[Collection entries]
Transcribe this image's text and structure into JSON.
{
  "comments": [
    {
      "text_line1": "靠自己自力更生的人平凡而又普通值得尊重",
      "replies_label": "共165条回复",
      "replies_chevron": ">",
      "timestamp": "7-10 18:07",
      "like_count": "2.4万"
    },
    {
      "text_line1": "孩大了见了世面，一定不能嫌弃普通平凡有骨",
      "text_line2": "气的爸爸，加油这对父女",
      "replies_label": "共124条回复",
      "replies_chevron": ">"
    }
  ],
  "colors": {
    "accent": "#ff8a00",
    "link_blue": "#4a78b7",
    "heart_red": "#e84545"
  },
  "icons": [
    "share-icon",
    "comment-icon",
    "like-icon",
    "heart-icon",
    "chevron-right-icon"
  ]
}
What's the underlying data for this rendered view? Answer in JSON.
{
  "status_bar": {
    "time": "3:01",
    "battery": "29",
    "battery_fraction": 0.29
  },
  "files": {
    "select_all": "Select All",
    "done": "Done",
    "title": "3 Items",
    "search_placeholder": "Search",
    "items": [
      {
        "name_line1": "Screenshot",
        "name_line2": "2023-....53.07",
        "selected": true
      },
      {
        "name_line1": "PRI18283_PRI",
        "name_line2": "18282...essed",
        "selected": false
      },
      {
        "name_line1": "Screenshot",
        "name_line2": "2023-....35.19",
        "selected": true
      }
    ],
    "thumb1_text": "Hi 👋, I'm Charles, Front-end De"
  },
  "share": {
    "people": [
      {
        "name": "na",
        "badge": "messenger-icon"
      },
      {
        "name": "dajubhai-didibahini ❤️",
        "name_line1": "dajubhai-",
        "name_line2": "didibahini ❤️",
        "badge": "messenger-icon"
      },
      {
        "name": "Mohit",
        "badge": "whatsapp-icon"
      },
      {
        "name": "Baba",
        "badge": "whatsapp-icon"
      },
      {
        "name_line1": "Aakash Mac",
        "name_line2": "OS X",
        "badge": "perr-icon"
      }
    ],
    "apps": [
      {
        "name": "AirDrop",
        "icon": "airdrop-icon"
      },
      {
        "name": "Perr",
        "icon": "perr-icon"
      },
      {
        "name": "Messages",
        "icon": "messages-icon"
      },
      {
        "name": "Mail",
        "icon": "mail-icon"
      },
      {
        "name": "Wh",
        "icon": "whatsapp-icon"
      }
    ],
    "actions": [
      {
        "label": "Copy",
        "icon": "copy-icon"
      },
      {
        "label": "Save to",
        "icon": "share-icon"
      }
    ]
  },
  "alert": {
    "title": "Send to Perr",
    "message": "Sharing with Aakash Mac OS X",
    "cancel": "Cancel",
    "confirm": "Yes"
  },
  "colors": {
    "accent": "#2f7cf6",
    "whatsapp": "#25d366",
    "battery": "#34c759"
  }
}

▸ REQUIRED TASK: Repeat the data above exactly.

▸ OUTPUT FOR THIS TASK:
Transcribe this image's text and structure into JSON.
{
  "comments": [
    {
      "text_line1": "靠自己自力更生的人平凡而又普通值得尊重",
      "replies_label": "共165条回复",
      "replies_chevron": ">",
      "timestamp": "7-10 18:07",
      "like_count": "2.4万"
    },
    {
      "text_line1": "孩大了见了世面，一定不能嫌弃普通平凡有骨",
      "text_line2": "气的爸爸，加油这对父女",
      "replies_label": "共124条回复",
      "replies_chevron": ">"
    }
  ],
  "colors": {
    "accent": "#ff8a00",
    "link_blue": "#4a78b7",
    "heart_red": "#e84545"
  },
  "icons": [
    "share-icon",
    "comment-icon",
    "like-icon",
    "heart-icon",
    "chevron-right-icon"
  ]
}
What's the underlying data for this rendered view? Answer in JSON.
{
  "status_bar": {
    "time": "3:01",
    "battery": "29",
    "battery_fraction": 0.29
  },
  "files": {
    "select_all": "Select All",
    "done": "Done",
    "title": "3 Items",
    "search_placeholder": "Search",
    "items": [
      {
        "name_line1": "Screenshot",
        "name_line2": "2023-....53.07",
        "selected": true
      },
      {
        "name_line1": "PRI18283_PRI",
        "name_line2": "18282...essed",
        "selected": false
      },
      {
        "name_line1": "Screenshot",
        "name_line2": "2023-....35.19",
        "selected": true
      }
    ],
    "thumb1_text": "Hi 👋, I'm Charles, Front-end De"
  },
  "share": {
    "people": [
      {
        "name": "na",
        "badge": "messenger-icon"
      },
      {
        "name": "dajubhai-didibahini ❤️",
        "name_line1": "dajubhai-",
        "name_line2": "didibahini ❤️",
        "badge": "messenger-icon"
      },
      {
        "name": "Mohit",
        "badge": "whatsapp-icon"
      },
      {
        "name": "Baba",
        "badge": "whatsapp-icon"
      },
      {
        "name_line1": "Aakash Mac",
        "name_line2": "OS X",
        "badge": "perr-icon"
      }
    ],
    "apps": [
      {
        "name": "AirDrop",
        "icon": "airdrop-icon"
      },
      {
        "name": "Perr",
        "icon": "perr-icon"
      },
      {
        "name": "Messages",
        "icon": "messages-icon"
      },
      {
        "name": "Mail",
        "icon": "mail-icon"
      },
      {
        "name": "Wh",
        "icon": "whatsapp-icon"
      }
    ],
    "actions": [
      {
        "label": "Copy",
        "icon": "copy-icon"
      },
      {
        "label": "Save to",
        "icon": "share-icon"
      }
    ]
  },
  "alert": {
    "title": "Send to Perr",
    "message": "Sharing with Aakash Mac OS X",
    "cancel": "Cancel",
    "confirm": "Yes"
  },
  "colors": {
    "accent": "#2f7cf6",
    "whatsapp": "#25d366",
    "battery": "#34c759"
  }
}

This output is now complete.